##### Extracted data #####

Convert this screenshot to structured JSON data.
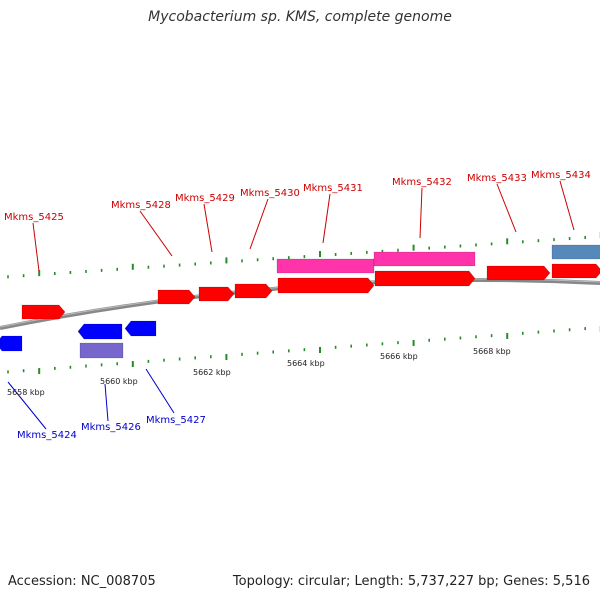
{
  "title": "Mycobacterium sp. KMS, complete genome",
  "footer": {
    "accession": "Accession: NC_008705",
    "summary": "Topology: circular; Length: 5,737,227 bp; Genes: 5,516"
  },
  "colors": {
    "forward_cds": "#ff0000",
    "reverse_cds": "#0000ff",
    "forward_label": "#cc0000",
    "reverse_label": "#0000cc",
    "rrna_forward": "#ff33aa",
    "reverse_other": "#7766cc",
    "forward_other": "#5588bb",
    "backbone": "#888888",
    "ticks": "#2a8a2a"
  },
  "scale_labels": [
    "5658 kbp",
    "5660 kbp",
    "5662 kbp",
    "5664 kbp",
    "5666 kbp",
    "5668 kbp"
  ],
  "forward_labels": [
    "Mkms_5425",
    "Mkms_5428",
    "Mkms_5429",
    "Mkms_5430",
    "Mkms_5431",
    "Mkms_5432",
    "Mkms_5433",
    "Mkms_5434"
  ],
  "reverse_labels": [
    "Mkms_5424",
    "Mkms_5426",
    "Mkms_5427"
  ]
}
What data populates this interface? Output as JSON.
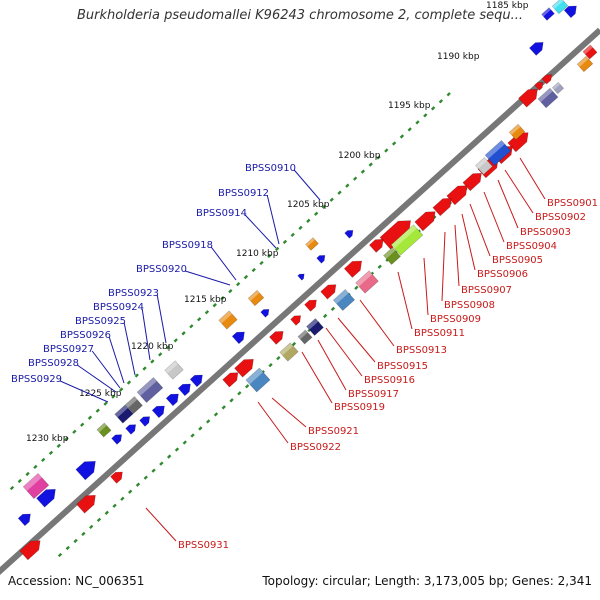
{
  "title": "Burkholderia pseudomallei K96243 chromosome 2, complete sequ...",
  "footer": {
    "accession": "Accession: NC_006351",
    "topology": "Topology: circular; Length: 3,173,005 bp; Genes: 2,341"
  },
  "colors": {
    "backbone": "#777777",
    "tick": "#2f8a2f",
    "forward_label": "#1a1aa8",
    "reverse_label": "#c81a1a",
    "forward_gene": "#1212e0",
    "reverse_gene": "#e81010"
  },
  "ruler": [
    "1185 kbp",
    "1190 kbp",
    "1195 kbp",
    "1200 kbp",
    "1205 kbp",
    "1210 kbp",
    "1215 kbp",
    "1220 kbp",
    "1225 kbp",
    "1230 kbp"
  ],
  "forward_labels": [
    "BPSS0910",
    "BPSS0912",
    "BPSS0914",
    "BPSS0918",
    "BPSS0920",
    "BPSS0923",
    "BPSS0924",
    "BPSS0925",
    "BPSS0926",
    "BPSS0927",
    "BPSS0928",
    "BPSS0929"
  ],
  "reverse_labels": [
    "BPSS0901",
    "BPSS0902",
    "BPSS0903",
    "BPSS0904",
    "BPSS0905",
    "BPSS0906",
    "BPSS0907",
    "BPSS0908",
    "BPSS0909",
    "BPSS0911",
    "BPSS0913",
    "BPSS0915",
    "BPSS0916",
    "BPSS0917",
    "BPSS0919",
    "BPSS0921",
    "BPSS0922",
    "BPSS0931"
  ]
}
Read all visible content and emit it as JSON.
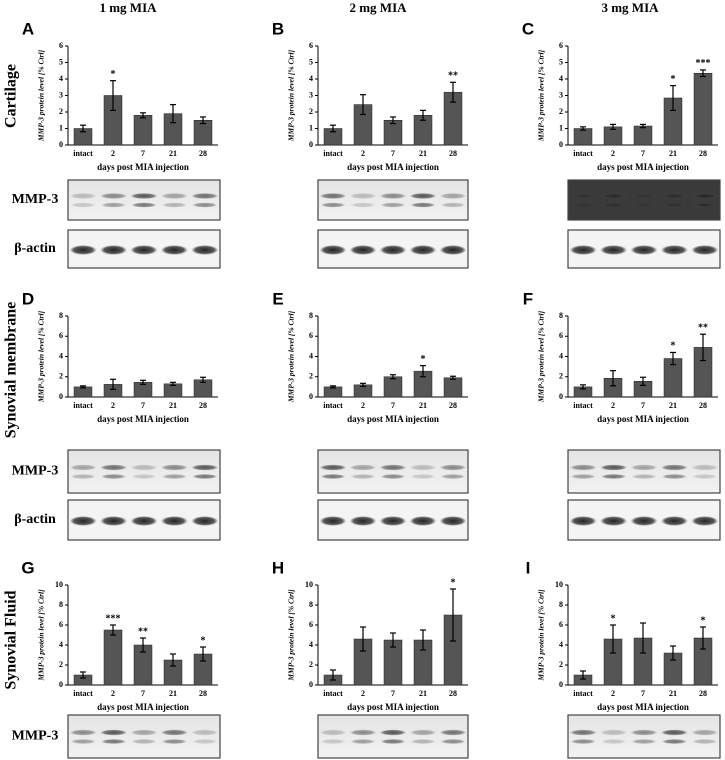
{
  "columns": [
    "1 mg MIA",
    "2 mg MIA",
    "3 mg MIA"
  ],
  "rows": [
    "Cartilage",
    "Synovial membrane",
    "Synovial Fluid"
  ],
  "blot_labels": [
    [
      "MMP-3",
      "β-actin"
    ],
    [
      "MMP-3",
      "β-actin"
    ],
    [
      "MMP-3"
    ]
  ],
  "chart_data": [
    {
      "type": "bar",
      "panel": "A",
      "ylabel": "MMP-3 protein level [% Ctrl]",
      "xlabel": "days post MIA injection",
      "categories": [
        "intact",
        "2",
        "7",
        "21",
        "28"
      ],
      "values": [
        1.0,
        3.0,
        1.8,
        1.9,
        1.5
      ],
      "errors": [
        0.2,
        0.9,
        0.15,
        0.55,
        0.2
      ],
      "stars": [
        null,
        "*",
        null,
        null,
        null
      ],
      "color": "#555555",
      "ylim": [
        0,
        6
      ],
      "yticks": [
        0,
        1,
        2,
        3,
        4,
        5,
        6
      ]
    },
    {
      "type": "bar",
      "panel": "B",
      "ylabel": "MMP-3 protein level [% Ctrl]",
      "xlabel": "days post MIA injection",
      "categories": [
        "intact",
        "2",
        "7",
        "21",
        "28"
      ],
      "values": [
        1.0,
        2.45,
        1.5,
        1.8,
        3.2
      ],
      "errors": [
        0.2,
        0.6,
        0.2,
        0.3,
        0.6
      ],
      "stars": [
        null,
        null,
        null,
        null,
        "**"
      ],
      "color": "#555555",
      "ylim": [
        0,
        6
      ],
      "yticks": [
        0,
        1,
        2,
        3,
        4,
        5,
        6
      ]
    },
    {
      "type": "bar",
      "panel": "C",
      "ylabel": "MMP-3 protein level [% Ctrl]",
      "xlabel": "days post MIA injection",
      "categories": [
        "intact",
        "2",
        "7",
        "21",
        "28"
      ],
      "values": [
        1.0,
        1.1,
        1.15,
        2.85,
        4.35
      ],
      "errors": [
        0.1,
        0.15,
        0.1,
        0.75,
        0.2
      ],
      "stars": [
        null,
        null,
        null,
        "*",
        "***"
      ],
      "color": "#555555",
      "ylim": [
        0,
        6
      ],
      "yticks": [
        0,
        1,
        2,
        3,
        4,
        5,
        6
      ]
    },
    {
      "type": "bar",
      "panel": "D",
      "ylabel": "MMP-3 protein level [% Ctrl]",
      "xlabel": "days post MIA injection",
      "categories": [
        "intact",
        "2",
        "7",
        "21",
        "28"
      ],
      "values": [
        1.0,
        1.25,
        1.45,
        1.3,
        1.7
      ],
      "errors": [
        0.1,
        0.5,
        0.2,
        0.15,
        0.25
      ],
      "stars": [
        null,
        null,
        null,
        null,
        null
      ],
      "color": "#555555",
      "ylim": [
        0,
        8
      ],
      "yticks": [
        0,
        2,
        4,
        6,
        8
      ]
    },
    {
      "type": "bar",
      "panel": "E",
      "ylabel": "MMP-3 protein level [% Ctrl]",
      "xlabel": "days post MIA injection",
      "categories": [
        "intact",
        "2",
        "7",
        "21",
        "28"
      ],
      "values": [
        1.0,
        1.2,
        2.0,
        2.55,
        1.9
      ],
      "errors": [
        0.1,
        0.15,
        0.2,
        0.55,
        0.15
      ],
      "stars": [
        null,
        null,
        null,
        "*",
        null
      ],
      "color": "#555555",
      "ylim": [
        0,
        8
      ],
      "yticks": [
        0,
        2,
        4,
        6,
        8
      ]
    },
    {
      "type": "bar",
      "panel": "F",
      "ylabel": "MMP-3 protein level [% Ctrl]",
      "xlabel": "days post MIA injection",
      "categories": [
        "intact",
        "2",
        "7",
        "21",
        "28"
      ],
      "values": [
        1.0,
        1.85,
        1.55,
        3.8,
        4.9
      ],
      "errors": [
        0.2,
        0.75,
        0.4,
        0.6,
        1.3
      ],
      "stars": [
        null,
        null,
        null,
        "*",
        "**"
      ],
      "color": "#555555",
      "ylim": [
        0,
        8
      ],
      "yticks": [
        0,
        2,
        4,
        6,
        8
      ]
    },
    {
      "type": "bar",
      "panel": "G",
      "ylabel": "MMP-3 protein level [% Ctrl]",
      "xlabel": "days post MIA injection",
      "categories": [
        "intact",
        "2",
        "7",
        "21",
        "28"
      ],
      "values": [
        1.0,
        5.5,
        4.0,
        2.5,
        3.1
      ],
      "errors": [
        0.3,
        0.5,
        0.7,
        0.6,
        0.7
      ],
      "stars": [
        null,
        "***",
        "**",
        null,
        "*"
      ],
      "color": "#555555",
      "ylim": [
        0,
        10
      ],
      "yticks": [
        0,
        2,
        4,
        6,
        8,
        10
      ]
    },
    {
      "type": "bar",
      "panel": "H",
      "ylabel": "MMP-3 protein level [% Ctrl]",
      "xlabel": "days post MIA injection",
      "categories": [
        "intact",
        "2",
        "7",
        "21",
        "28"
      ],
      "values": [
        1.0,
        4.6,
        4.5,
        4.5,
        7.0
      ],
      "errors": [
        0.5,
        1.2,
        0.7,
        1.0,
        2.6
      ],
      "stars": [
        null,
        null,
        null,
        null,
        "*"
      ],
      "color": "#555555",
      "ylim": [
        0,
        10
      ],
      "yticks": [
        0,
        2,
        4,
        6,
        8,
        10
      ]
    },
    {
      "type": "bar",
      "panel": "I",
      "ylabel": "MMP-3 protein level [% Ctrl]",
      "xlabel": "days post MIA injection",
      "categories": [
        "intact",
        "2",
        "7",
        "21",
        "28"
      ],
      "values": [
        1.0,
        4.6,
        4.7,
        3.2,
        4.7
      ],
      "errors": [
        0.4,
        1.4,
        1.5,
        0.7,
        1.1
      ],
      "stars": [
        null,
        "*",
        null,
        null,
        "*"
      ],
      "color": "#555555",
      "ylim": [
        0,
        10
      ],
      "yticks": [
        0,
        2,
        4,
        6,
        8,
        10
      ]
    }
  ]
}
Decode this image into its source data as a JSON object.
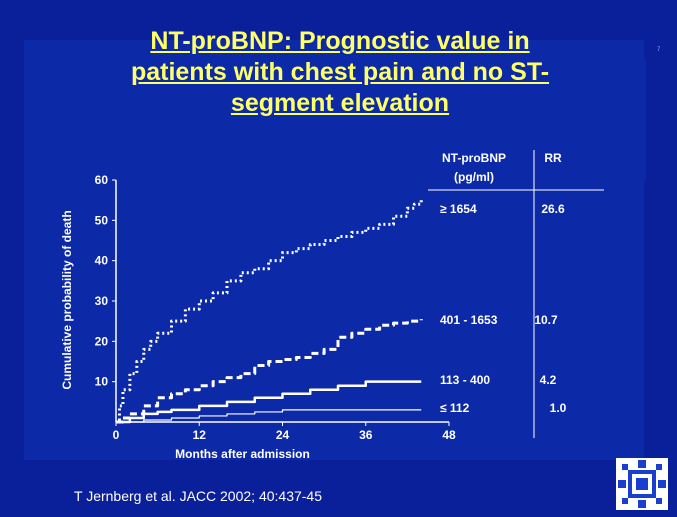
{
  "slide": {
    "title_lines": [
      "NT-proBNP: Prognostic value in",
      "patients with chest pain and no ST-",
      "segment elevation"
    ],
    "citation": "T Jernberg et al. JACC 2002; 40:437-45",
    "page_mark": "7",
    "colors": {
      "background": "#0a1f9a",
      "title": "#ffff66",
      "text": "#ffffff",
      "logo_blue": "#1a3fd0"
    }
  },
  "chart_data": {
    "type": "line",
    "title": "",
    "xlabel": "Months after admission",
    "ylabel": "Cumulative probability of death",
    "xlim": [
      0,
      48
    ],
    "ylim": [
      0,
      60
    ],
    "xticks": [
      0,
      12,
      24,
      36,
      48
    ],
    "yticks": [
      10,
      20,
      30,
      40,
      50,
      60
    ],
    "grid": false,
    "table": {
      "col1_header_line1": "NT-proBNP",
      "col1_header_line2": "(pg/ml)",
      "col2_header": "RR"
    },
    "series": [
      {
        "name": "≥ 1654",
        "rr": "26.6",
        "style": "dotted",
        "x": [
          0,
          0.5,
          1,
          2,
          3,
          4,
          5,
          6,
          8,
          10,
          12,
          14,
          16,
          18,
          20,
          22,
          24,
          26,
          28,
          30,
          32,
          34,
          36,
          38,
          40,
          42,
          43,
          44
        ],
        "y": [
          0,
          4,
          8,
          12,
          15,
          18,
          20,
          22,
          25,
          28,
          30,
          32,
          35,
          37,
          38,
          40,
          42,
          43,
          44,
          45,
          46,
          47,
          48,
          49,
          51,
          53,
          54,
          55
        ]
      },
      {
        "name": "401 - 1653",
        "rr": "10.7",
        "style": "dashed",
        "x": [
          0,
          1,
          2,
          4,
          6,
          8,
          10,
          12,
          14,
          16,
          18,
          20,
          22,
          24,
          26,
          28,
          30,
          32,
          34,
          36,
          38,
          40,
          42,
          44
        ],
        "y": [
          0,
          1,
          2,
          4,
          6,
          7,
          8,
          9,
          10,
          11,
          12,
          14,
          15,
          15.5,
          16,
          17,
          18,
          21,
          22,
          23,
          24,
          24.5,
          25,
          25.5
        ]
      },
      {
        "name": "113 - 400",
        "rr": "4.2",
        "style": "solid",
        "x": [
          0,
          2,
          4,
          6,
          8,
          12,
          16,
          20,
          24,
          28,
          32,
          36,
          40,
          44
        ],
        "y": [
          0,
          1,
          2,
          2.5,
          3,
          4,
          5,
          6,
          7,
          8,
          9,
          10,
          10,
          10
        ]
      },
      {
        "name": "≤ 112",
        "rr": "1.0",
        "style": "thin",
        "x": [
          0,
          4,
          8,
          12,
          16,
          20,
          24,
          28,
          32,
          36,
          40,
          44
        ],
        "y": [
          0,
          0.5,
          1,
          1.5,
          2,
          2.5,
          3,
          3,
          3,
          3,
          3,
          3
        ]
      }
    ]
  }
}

#####

▶ [Description of the task]
The total wanted is the number of lines in the entries above that contain "Genes". Give it alone.

▶ [Answer below]
2